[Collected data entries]
━━━━━━━━
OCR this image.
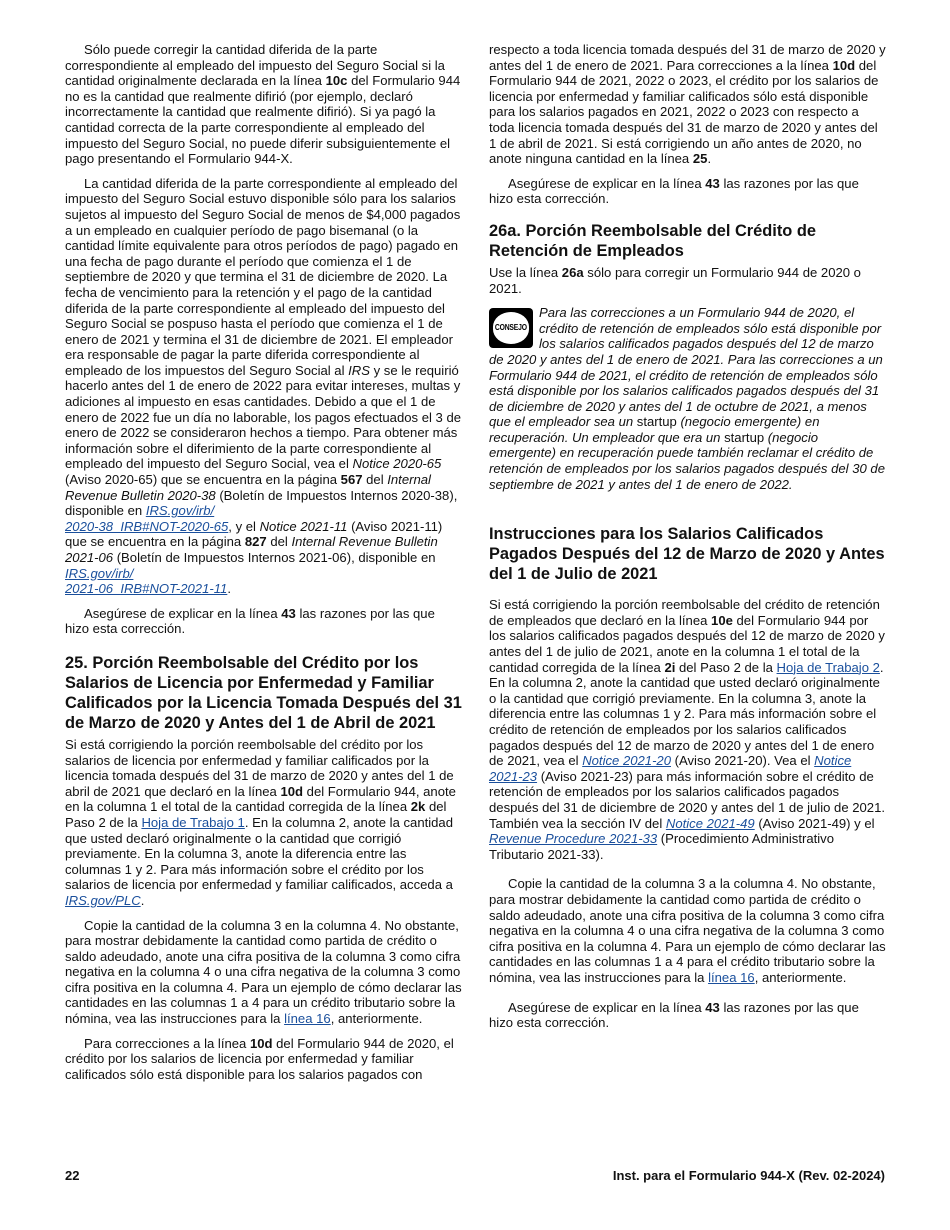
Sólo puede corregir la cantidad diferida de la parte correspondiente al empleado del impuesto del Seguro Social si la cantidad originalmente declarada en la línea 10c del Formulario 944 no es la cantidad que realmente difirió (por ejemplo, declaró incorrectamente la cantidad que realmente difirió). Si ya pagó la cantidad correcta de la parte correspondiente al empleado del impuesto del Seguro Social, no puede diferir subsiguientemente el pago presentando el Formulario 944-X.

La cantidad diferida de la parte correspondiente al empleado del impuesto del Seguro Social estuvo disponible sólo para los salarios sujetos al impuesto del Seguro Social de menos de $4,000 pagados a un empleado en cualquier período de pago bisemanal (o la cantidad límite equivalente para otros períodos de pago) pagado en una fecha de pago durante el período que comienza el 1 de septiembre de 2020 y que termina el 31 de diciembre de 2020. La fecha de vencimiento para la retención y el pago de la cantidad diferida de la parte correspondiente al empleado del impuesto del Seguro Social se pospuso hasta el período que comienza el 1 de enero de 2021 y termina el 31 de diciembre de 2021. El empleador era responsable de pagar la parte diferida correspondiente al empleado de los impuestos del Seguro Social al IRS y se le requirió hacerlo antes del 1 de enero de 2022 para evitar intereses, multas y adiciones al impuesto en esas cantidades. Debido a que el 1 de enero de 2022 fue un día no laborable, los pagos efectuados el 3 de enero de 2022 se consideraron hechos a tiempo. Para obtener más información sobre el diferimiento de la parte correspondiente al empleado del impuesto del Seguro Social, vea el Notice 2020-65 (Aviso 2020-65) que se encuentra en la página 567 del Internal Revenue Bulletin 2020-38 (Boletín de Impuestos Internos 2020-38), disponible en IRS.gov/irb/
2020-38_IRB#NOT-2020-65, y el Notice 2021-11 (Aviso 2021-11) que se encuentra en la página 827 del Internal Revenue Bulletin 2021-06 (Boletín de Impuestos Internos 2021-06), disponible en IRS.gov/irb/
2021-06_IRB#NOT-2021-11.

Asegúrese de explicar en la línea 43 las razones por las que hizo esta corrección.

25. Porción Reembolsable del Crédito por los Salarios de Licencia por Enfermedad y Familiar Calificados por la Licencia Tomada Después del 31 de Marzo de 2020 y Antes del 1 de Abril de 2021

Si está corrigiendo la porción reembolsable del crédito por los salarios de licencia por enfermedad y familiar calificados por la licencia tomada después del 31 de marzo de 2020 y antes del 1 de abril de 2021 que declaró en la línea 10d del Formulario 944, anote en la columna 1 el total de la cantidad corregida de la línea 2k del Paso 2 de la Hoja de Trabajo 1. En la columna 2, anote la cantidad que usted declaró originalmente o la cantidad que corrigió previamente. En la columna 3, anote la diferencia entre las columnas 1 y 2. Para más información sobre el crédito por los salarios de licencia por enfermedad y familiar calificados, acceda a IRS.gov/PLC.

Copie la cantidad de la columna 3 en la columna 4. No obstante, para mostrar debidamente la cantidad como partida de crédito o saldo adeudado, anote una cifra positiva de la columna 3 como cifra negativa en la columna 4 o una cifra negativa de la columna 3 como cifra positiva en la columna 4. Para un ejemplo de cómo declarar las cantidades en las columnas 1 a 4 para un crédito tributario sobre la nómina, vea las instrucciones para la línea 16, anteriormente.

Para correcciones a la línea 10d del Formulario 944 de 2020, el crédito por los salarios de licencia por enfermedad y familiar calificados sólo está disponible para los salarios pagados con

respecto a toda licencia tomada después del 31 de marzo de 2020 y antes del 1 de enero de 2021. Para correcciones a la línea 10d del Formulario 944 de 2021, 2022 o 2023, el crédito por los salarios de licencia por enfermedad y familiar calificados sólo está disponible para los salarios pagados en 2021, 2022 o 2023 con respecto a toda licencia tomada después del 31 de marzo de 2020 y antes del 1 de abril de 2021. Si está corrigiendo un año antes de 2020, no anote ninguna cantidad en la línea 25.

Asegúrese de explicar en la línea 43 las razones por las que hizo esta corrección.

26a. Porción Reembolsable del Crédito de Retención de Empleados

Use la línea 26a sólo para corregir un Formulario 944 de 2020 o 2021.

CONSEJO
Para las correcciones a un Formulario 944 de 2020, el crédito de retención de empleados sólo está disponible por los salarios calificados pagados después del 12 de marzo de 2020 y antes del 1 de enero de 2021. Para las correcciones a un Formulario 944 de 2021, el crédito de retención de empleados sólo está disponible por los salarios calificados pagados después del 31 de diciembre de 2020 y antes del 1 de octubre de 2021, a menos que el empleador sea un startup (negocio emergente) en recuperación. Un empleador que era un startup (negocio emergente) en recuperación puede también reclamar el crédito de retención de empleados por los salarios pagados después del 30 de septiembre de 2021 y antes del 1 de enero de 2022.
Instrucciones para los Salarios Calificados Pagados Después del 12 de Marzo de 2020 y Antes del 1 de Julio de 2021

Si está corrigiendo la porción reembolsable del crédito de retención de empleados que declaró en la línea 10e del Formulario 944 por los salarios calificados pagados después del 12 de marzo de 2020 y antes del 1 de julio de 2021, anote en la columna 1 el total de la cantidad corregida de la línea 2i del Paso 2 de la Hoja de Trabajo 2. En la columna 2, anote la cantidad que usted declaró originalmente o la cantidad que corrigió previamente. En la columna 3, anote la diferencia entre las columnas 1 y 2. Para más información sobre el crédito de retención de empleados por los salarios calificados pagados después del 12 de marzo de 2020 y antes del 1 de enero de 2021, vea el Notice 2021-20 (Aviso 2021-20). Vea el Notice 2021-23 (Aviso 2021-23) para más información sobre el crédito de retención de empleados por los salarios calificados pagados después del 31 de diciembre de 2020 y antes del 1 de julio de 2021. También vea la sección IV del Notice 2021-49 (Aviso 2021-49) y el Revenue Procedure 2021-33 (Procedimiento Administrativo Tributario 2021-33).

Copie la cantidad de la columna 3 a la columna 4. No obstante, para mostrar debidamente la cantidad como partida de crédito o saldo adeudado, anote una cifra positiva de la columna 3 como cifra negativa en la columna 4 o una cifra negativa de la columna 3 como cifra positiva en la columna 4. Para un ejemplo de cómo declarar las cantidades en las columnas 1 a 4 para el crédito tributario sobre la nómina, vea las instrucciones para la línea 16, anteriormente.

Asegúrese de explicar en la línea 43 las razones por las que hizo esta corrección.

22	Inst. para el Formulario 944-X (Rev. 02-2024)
━━━━━━━━
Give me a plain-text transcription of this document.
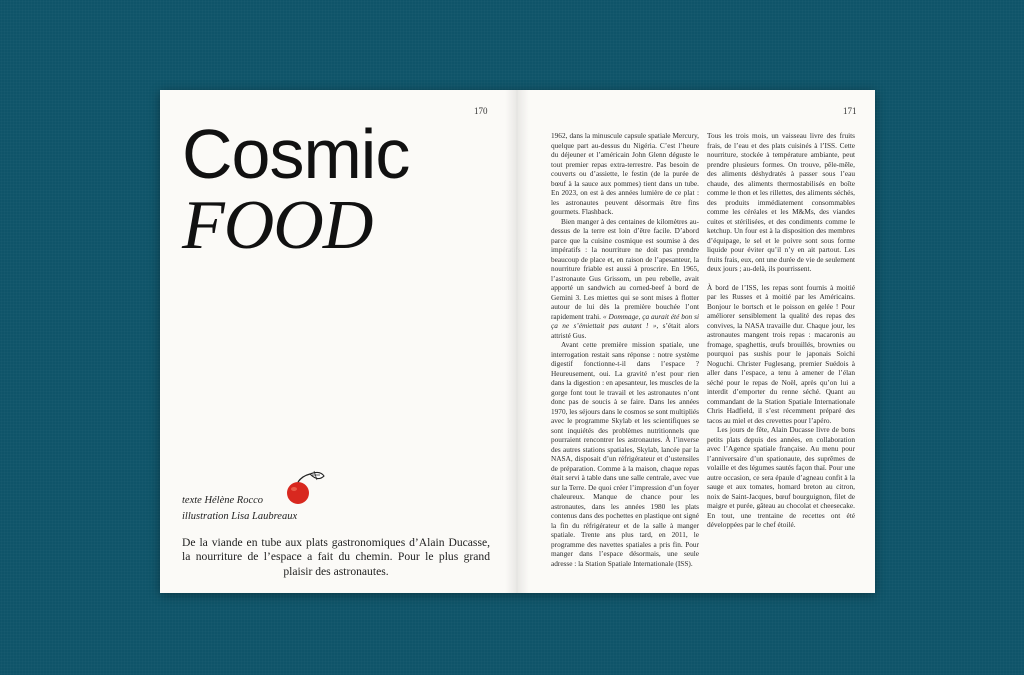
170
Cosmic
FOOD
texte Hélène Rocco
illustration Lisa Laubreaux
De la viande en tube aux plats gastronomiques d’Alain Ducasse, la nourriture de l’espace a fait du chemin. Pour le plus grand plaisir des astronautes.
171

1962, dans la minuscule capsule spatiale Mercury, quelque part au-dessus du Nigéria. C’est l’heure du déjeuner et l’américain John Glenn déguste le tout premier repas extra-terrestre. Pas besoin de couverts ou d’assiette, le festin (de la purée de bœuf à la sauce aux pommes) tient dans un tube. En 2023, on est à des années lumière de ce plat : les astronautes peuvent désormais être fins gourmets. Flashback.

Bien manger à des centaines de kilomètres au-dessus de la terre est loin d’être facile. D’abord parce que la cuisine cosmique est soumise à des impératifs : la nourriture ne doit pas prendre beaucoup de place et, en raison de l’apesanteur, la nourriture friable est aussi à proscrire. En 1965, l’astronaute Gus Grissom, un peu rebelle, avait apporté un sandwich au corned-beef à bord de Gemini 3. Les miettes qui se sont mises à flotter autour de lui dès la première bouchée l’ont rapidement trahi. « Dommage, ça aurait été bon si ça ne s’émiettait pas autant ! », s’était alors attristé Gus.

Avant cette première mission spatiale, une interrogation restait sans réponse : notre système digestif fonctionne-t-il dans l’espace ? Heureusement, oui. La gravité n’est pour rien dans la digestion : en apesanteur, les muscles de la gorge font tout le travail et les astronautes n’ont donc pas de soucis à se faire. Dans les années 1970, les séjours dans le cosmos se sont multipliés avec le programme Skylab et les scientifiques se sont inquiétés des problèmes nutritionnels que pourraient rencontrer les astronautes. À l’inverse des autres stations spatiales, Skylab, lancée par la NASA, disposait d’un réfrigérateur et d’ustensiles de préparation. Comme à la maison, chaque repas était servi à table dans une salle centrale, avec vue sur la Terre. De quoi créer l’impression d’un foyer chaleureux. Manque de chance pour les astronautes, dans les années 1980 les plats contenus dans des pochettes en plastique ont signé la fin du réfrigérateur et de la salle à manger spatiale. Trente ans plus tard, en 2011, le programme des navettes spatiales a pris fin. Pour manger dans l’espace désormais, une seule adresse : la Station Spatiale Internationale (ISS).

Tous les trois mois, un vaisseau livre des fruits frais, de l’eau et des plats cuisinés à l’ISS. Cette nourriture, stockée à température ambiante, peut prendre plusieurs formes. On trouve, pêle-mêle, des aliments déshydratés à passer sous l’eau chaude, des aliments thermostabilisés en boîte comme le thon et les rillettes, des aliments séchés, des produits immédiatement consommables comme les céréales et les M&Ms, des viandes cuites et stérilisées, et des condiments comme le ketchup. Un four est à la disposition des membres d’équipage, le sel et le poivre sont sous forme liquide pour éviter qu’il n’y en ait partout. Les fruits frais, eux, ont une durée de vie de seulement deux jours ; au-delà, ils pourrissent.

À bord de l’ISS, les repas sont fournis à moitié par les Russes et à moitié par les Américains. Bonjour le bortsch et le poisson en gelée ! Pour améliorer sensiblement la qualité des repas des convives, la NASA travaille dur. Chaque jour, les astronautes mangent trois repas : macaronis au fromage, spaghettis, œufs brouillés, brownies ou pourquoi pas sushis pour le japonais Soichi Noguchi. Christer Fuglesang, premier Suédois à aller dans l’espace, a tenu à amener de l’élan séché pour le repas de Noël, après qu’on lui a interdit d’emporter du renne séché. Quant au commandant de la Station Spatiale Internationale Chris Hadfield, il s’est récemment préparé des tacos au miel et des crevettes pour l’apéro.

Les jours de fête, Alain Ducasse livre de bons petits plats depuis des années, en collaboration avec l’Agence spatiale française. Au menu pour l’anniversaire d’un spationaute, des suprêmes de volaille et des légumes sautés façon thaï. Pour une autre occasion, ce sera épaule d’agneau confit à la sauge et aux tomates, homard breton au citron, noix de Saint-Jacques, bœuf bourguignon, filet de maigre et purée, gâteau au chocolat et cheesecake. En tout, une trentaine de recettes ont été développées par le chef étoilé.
━━━━━━━━
Stated task
Of the lines above, how many include the word "anteriormente"? Reply with the number alone.

Answer to this problem
2